• [To do] Comb through the entries for "channel" and pull out each line that holds it.
====== Records shown ======
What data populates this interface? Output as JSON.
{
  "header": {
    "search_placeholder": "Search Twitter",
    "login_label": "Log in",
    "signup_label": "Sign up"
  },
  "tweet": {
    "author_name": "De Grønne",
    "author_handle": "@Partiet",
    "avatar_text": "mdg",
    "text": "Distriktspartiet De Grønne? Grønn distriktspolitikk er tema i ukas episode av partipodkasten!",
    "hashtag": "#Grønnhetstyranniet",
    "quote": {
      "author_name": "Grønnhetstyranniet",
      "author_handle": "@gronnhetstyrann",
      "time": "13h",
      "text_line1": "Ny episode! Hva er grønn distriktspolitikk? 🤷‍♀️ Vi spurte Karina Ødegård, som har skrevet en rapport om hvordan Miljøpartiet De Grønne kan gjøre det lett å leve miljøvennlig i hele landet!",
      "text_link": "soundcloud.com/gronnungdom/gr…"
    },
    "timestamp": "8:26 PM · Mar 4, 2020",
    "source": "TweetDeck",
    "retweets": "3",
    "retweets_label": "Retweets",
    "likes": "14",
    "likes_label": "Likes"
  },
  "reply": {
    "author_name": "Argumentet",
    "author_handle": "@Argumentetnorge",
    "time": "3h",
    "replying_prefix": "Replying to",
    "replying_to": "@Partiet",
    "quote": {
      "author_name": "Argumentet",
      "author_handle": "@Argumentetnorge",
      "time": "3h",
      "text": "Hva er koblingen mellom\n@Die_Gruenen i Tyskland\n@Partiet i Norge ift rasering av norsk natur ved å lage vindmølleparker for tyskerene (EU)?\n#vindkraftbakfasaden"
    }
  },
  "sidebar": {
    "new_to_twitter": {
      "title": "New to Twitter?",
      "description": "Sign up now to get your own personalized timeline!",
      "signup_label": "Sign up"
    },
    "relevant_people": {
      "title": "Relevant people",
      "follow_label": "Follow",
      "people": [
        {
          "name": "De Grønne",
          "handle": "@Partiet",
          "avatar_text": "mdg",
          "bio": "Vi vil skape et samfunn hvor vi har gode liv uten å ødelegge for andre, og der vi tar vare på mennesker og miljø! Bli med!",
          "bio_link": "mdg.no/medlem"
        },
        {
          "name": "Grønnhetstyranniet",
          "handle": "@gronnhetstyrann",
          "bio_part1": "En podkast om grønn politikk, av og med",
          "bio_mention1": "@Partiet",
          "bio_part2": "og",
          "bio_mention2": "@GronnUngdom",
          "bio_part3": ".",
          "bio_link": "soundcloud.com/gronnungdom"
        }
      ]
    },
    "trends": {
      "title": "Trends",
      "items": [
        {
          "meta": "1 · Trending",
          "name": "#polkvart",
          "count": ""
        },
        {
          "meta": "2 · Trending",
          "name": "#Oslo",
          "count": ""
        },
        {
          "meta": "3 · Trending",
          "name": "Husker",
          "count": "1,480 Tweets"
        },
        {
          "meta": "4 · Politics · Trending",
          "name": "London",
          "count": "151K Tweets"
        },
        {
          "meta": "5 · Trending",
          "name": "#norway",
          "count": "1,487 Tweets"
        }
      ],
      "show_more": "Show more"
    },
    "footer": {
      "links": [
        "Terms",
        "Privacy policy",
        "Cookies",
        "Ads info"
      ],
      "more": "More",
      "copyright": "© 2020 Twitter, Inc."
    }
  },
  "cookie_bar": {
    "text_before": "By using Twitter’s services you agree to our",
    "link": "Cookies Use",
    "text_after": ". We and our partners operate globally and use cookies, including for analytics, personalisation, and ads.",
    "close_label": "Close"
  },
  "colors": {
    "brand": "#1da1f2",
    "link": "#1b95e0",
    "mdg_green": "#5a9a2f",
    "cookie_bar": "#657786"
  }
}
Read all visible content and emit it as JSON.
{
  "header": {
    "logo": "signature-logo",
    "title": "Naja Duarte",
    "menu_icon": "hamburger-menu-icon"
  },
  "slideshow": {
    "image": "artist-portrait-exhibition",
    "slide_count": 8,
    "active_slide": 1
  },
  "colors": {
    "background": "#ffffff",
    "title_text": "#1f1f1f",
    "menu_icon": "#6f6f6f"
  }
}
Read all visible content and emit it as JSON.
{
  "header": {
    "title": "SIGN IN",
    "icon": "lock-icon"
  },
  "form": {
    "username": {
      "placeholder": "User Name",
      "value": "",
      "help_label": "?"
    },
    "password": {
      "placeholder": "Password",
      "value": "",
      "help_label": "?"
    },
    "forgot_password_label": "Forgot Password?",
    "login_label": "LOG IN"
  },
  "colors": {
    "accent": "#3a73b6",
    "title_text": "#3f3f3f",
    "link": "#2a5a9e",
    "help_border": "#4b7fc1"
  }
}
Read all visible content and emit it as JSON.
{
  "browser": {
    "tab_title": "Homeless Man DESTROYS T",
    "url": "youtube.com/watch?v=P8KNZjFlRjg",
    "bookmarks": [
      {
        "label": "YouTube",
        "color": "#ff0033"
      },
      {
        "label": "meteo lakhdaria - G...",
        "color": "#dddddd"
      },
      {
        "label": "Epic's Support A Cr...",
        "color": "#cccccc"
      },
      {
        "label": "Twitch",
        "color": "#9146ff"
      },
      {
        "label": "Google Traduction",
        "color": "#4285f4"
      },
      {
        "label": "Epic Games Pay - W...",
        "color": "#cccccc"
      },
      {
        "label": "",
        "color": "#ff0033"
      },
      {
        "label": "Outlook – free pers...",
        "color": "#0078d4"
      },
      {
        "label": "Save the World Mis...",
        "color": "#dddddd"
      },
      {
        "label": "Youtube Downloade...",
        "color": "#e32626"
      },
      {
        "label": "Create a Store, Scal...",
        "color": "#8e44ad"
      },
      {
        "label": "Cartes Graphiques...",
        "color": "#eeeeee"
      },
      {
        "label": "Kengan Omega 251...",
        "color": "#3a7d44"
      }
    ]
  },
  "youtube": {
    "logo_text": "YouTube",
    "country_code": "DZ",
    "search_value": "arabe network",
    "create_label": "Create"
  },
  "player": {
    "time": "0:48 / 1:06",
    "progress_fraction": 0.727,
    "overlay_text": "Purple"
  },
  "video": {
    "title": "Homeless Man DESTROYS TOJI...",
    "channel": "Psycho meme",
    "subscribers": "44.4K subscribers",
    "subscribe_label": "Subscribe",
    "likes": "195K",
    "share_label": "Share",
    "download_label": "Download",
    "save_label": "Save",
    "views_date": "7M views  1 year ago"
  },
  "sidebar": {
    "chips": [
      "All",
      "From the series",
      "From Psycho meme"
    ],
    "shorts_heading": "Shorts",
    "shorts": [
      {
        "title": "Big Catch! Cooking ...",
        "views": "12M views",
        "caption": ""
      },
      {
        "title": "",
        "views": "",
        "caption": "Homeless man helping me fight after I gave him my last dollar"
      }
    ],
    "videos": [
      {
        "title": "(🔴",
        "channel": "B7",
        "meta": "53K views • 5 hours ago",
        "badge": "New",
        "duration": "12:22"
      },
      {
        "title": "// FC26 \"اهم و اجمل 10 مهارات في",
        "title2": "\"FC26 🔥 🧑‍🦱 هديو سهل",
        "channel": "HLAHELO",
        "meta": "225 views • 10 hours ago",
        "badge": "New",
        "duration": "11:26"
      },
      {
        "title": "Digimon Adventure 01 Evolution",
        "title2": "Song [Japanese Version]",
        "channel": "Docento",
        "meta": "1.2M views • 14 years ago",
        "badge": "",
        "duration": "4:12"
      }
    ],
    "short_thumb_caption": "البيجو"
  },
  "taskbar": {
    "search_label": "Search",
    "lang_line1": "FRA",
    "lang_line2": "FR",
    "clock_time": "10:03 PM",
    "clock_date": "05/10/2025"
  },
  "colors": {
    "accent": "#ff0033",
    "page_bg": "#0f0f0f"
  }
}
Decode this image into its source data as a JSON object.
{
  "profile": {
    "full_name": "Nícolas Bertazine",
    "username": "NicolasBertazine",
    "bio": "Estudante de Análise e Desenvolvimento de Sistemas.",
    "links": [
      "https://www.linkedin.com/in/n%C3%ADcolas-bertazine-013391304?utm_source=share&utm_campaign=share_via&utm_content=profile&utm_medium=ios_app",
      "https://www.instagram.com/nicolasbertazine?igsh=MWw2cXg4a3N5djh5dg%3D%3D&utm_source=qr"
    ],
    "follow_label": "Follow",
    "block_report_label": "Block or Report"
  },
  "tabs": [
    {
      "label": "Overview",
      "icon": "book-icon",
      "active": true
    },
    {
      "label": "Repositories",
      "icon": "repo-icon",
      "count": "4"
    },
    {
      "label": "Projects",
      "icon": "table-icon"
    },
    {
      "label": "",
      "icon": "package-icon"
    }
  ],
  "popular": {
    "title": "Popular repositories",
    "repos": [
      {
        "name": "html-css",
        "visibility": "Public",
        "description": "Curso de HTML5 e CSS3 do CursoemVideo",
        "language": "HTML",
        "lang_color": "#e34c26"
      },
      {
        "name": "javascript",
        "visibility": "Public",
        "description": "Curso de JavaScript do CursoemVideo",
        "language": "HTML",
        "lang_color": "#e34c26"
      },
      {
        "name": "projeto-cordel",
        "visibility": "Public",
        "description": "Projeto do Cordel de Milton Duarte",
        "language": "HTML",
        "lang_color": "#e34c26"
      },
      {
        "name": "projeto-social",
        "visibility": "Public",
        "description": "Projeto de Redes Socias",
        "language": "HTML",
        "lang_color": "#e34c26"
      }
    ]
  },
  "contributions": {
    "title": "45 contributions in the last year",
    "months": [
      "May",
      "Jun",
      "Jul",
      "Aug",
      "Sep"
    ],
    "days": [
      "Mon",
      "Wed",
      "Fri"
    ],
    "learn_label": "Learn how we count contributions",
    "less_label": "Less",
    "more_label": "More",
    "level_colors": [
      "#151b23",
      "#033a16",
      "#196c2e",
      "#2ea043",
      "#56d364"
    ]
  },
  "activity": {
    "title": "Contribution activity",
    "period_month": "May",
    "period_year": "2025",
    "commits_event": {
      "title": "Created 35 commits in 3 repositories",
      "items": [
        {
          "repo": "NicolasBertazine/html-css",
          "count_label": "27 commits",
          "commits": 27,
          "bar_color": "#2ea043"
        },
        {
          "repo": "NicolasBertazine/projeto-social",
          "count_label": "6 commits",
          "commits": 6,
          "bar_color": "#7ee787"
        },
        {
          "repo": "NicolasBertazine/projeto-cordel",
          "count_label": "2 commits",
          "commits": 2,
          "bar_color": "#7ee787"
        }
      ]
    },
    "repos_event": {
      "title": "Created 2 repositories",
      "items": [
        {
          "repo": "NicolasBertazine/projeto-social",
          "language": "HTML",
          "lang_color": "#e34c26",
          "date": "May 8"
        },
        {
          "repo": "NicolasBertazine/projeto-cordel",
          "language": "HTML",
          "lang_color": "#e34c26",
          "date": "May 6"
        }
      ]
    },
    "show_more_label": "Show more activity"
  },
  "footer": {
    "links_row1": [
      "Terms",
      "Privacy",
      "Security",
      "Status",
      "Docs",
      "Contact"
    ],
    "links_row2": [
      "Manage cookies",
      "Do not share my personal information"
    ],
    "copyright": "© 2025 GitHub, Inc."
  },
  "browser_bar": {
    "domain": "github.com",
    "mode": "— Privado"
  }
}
======
• [Exercise output]
    "channel": "Psycho meme",
        "channel": "B7",
        "channel": "HLAHELO",
        "channel": "Docento",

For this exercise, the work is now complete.